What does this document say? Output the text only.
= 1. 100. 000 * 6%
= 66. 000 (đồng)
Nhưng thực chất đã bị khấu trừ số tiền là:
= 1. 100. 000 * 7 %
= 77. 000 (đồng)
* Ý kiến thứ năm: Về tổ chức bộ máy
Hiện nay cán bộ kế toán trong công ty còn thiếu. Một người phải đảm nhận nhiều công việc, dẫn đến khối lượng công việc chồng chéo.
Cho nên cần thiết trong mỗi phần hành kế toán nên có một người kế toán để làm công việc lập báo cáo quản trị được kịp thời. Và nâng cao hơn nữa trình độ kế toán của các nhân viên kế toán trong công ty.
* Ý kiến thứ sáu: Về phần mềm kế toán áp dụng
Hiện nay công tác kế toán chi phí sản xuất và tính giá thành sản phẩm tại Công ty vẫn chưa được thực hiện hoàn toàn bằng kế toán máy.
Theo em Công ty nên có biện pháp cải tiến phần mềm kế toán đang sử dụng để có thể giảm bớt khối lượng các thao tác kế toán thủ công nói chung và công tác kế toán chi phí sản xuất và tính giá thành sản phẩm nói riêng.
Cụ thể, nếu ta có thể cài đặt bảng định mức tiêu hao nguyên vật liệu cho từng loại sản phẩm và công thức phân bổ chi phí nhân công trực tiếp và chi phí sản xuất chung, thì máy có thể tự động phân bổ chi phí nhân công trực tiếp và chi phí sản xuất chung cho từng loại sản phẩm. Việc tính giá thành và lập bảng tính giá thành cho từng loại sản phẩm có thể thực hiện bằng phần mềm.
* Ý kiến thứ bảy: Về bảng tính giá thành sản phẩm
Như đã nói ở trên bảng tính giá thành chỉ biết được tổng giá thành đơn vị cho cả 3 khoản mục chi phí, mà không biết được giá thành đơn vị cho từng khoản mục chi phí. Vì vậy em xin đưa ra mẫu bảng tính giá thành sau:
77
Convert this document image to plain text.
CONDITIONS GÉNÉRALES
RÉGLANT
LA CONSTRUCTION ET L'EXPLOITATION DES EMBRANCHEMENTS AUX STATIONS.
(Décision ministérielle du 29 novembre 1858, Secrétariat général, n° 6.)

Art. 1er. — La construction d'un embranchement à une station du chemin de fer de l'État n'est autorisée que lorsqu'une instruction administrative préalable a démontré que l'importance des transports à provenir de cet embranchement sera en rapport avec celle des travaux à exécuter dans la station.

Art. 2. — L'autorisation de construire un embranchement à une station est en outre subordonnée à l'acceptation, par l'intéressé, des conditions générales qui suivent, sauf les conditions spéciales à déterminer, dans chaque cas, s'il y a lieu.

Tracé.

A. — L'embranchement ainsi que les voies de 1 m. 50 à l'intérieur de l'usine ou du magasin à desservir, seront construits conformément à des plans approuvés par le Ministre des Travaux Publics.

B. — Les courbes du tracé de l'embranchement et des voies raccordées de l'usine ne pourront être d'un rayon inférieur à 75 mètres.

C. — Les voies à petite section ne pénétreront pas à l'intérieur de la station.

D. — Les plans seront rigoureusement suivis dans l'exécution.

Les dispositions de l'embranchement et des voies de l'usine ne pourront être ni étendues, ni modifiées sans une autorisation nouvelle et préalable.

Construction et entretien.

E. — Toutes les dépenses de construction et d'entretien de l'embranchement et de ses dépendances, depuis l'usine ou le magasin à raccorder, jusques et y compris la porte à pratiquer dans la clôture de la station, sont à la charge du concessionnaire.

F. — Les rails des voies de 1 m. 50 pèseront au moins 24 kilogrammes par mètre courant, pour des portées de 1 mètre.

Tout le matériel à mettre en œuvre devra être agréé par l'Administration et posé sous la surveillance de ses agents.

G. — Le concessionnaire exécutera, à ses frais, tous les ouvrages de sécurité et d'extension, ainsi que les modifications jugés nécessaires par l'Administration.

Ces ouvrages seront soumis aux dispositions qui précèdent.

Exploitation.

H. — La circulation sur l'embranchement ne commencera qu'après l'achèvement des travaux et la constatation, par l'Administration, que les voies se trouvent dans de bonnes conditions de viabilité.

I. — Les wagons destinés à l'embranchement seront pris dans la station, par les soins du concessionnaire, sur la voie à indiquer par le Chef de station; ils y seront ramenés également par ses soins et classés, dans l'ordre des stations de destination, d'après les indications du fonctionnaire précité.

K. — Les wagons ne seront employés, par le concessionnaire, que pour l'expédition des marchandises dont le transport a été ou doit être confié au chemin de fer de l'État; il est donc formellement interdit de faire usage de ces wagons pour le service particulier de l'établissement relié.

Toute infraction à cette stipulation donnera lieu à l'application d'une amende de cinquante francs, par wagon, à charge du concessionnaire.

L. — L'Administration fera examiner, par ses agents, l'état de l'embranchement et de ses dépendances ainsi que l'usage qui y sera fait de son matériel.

+ + + +

Which lines contain "lieu"? Copy each of them.

Art. 2. — L'autorisation de construire un embranchement à une station est en outre subordonnée à l'acceptation, par l'intéressé, des conditions générales qui suivent, sauf les conditions spéciales à déterminer, dans chaque cas, s'il y a lieu.
Toute infraction à cette stipulation donnera lieu à l'application d'une amende de cinquante francs, par wagon, à charge du concessionnaire.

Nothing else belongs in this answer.